Entries taken from a collection:
* * * * * * *

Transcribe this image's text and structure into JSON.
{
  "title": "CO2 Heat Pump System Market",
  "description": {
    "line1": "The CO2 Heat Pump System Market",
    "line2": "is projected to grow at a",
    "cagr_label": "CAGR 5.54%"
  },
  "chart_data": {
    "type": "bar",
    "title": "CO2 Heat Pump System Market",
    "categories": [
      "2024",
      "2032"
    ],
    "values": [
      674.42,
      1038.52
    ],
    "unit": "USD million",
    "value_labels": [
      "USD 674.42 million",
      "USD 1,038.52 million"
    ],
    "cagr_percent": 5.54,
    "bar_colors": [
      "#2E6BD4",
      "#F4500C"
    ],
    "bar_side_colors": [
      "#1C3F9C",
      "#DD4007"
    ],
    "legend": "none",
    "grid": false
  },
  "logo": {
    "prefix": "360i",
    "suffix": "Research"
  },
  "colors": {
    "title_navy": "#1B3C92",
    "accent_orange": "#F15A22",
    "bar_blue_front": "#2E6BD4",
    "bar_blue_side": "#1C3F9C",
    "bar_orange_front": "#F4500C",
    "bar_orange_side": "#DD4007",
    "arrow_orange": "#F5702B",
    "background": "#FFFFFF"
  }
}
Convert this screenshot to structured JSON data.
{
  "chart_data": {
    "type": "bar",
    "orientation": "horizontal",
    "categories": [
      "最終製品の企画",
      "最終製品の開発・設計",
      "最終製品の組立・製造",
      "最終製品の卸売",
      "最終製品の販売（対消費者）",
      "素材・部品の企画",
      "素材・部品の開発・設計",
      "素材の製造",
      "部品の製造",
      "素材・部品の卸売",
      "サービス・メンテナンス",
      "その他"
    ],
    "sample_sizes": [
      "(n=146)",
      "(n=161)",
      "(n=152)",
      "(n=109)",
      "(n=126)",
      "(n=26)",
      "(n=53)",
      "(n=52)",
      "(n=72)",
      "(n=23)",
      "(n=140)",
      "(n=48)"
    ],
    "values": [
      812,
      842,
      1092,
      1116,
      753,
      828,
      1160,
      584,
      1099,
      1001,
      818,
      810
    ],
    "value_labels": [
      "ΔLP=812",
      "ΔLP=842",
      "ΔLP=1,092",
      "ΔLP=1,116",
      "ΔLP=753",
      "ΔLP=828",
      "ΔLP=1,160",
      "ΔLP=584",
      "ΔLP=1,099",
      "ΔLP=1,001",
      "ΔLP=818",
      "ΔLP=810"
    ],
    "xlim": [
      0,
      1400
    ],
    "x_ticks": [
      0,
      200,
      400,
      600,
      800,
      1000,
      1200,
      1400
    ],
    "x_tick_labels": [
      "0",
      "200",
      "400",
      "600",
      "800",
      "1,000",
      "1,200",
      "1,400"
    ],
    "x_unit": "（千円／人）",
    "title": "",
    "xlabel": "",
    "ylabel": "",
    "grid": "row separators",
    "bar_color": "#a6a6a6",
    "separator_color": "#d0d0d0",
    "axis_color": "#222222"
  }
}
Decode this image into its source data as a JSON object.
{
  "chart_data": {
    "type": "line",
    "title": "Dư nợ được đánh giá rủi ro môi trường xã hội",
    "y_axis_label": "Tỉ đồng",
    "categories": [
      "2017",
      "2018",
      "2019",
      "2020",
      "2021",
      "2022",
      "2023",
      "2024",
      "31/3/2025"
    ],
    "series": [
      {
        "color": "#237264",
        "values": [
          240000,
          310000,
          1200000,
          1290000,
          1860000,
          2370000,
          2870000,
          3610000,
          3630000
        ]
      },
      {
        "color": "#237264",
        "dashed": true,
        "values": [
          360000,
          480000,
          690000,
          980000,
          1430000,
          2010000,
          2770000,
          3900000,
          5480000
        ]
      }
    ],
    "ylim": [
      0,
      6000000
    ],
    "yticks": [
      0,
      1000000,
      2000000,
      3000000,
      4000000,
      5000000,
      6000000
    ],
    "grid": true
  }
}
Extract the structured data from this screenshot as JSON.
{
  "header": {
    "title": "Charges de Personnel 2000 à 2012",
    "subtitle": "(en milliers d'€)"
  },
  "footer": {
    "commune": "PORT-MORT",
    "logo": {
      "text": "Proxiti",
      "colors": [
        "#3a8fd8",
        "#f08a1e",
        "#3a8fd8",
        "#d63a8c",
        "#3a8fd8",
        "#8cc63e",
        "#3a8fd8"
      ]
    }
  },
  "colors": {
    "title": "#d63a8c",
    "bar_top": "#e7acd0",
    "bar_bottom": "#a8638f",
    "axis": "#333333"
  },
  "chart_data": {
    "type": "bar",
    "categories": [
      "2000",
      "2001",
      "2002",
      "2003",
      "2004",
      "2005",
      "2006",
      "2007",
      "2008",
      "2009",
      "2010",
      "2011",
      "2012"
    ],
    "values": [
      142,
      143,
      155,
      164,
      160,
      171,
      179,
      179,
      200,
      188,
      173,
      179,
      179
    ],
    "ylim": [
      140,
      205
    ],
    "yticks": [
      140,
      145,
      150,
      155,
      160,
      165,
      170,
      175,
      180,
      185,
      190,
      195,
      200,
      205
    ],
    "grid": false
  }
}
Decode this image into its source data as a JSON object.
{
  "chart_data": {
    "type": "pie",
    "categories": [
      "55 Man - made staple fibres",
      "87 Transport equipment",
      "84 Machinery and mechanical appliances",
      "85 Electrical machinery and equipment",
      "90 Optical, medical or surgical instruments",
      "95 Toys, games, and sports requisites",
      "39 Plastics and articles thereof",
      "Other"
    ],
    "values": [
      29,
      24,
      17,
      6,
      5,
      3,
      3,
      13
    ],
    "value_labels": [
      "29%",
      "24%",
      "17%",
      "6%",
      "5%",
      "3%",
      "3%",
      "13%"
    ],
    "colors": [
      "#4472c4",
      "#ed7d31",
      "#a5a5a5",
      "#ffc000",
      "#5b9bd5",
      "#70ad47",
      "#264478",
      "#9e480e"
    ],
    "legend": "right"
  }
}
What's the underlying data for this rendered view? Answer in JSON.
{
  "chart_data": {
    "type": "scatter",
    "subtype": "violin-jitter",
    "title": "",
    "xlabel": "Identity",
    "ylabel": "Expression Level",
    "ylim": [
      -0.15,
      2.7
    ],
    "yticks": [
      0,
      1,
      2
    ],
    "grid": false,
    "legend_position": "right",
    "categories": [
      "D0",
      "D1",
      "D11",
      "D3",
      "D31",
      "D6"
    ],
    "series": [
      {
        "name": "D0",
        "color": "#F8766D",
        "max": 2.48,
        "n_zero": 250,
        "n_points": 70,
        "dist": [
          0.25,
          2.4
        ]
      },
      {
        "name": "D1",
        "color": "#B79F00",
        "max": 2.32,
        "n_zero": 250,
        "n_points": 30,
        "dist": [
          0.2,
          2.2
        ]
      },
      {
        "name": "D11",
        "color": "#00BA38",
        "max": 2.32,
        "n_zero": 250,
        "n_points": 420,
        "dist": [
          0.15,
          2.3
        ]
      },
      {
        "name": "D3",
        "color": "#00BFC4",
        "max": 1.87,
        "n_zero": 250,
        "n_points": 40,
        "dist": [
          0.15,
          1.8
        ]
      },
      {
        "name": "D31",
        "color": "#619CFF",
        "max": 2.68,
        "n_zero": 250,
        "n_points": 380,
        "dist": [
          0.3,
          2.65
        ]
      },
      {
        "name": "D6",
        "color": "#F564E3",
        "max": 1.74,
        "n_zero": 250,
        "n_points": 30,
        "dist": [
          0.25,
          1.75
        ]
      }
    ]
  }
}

* * * * * * *

Problem requirements:
Go through the records above, find every line with the word "name", and list those lines.

Solution:
        "name": "D0",
        "name": "D1",
        "name": "D11",
        "name": "D3",
        "name": "D31",
        "name": "D6",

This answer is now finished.